§ **Material shown**:
-------------------------
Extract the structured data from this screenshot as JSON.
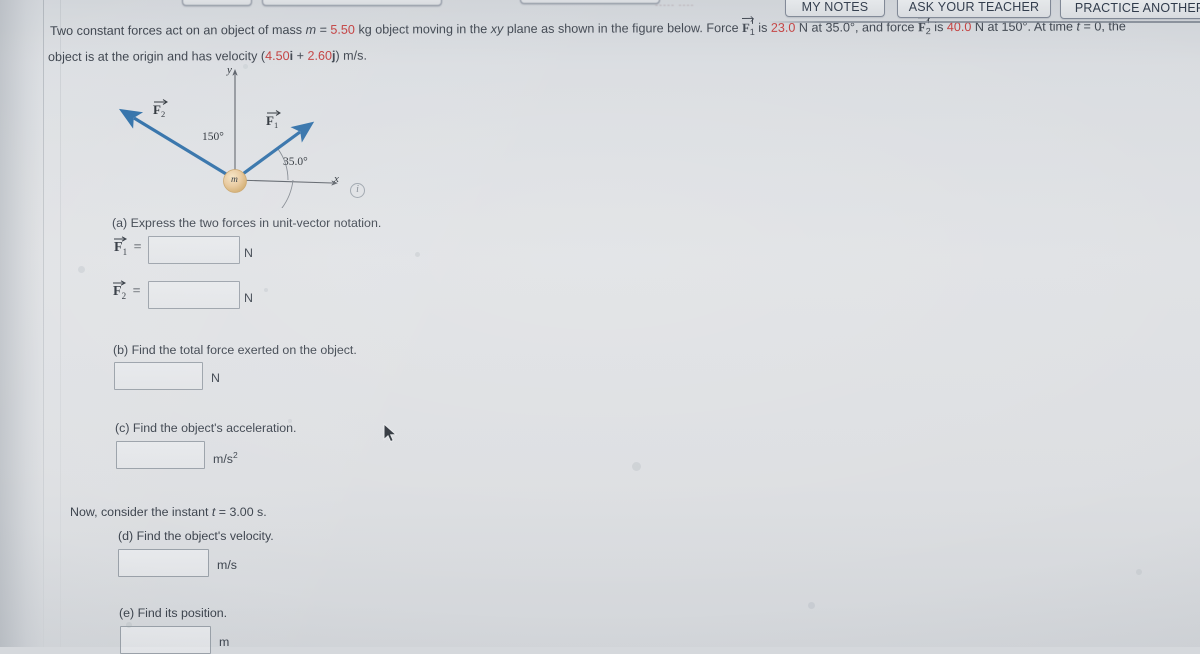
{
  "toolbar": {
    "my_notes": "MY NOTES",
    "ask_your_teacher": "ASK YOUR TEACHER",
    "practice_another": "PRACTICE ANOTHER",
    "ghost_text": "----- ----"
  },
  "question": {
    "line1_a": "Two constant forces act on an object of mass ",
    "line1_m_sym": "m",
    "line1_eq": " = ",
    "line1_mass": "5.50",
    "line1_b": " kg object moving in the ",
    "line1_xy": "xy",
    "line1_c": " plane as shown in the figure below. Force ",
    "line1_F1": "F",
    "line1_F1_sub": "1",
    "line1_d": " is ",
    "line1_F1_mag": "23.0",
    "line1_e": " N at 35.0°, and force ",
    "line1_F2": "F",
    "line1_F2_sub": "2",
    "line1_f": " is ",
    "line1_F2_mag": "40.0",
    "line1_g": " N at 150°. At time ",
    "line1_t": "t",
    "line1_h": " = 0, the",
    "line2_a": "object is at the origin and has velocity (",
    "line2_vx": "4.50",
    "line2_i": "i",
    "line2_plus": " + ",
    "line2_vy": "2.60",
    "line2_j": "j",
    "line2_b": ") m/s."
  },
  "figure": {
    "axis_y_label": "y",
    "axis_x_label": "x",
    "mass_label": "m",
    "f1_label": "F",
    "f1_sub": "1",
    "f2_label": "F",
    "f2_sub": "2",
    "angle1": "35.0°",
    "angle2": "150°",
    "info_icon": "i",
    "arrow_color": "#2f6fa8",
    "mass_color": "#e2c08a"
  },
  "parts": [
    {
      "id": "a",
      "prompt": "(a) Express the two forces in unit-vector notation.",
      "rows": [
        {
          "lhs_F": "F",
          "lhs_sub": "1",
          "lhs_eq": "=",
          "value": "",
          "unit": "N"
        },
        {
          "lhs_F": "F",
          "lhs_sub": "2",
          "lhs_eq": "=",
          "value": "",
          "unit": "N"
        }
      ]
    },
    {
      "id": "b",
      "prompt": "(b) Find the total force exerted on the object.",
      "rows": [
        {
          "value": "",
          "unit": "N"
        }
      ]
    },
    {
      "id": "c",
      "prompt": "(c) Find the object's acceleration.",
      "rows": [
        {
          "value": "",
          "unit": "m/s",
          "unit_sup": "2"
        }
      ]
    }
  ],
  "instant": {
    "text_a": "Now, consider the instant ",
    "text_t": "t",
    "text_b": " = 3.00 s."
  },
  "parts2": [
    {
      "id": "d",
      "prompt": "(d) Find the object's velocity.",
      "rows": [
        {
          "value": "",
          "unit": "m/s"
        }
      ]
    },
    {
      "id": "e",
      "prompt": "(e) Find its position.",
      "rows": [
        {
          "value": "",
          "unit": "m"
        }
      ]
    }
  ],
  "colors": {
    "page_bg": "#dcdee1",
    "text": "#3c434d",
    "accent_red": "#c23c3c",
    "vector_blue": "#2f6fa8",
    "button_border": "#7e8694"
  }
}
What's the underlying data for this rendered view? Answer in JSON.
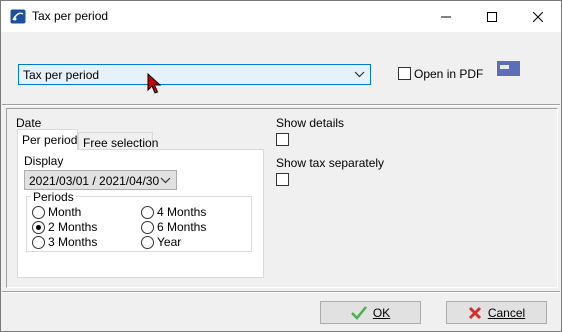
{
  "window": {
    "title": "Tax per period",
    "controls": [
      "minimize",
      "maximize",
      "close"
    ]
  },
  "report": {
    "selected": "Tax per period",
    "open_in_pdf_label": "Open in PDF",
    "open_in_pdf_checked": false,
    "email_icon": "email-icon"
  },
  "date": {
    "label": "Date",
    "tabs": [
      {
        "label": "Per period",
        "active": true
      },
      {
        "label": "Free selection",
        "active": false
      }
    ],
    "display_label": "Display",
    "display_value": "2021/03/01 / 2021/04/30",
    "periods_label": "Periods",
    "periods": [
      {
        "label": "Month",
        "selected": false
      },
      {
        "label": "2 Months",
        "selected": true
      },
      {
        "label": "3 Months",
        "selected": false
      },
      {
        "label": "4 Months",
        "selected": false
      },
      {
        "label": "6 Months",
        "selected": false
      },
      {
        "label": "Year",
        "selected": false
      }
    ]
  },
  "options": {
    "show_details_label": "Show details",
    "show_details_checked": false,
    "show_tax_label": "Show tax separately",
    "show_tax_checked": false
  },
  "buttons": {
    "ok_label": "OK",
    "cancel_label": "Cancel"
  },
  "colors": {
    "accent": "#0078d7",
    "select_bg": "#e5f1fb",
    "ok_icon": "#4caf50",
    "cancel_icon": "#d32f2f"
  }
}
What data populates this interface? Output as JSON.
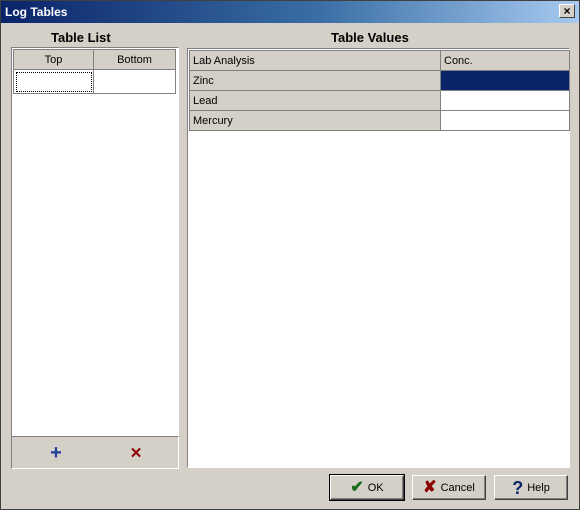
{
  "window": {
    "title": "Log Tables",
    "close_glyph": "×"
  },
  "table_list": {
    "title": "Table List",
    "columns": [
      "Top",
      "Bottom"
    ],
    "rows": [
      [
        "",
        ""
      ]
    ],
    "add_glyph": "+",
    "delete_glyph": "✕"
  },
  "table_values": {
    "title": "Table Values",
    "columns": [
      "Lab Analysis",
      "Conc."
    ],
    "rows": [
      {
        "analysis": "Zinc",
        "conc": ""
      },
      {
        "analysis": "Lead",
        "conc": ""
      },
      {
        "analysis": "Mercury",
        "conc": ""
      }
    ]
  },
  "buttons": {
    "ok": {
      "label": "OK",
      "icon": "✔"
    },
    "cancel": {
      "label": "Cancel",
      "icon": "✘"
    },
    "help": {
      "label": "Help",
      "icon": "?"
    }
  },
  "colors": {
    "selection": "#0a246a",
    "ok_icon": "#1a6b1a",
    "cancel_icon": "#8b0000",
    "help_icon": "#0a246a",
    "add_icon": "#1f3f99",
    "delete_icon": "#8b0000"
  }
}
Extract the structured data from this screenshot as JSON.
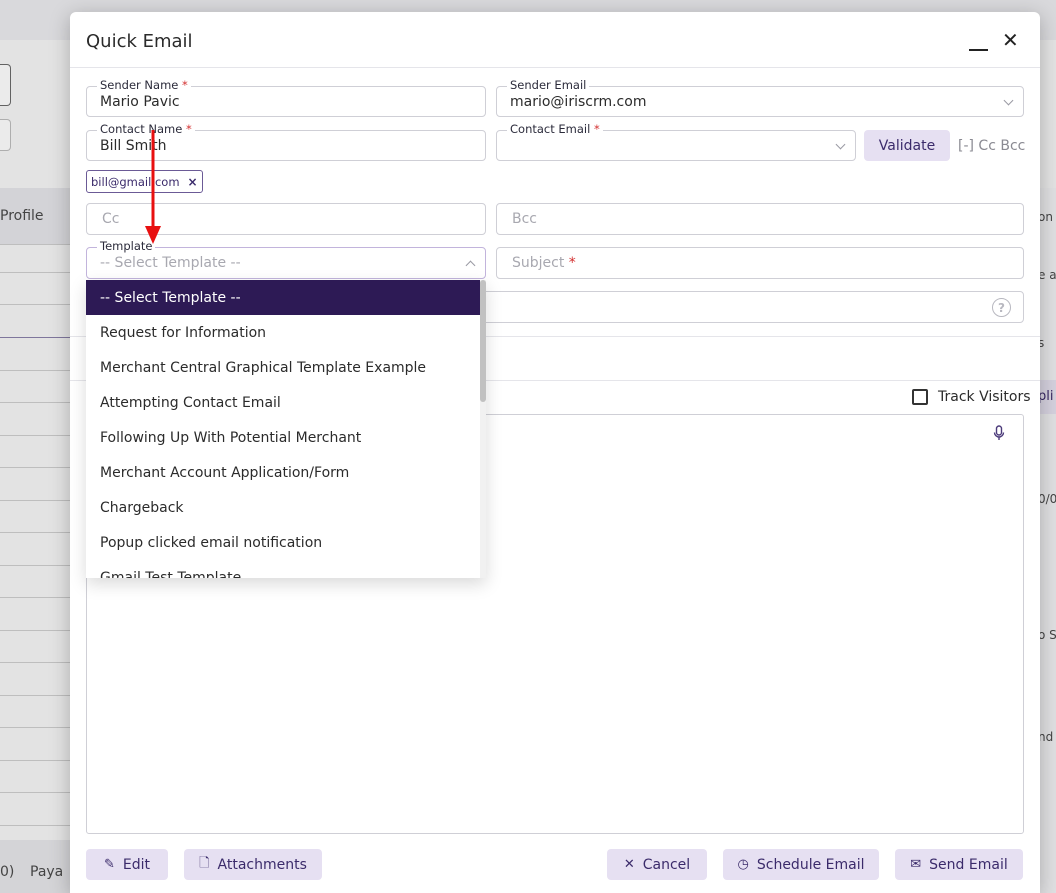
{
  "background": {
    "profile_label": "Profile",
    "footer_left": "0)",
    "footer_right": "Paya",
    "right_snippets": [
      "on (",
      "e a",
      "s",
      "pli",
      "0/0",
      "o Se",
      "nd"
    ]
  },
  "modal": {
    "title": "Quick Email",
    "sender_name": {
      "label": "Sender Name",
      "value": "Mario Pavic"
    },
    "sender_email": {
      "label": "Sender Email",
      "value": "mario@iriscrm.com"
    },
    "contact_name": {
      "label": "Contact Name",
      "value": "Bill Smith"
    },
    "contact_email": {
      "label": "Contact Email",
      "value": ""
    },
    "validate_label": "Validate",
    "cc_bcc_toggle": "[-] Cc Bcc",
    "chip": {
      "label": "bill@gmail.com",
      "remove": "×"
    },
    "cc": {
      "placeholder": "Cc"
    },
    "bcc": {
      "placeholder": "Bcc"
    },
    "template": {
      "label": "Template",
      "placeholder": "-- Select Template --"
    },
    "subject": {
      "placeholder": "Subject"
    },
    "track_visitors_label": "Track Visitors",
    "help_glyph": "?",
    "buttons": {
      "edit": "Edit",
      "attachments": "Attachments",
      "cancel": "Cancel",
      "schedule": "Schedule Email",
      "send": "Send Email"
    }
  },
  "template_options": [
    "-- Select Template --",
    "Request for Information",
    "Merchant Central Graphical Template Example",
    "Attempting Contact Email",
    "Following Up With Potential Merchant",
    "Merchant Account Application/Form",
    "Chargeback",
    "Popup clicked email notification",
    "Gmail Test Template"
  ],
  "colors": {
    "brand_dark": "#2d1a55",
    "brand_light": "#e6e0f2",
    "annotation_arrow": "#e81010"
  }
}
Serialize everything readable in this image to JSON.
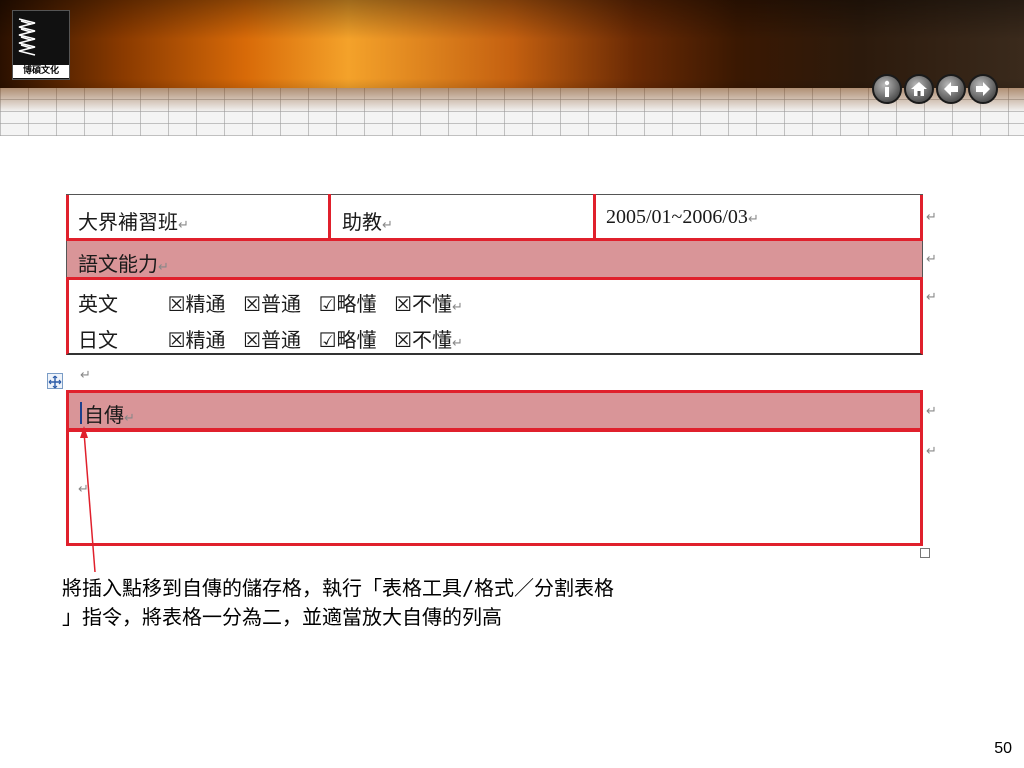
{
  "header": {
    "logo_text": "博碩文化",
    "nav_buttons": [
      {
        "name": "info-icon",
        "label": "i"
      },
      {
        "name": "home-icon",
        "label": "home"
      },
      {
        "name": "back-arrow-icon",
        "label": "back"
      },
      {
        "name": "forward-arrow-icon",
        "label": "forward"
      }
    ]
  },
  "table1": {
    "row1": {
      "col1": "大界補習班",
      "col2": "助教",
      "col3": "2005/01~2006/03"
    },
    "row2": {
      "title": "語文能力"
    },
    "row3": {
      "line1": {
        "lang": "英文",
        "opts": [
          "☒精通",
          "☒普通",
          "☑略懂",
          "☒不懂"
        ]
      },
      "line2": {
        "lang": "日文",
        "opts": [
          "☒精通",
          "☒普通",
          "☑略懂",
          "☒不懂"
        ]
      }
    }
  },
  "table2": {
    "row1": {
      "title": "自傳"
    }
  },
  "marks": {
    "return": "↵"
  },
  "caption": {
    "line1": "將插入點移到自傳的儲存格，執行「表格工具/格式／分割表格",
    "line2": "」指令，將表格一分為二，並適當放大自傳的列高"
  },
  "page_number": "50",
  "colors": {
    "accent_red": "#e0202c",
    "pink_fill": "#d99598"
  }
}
-------------------------
§ **Aim of the task**:
Find the word "data" in the entries above and gather every line that holds it.

§ **Solution to this exercise**:
Extract the structured data from this screenshot as JSON.
What's the underlying data for this rendered view? Answer in JSON.
What data populates this interface? Output as JSON.
Extract the structured data from this screenshot as JSON.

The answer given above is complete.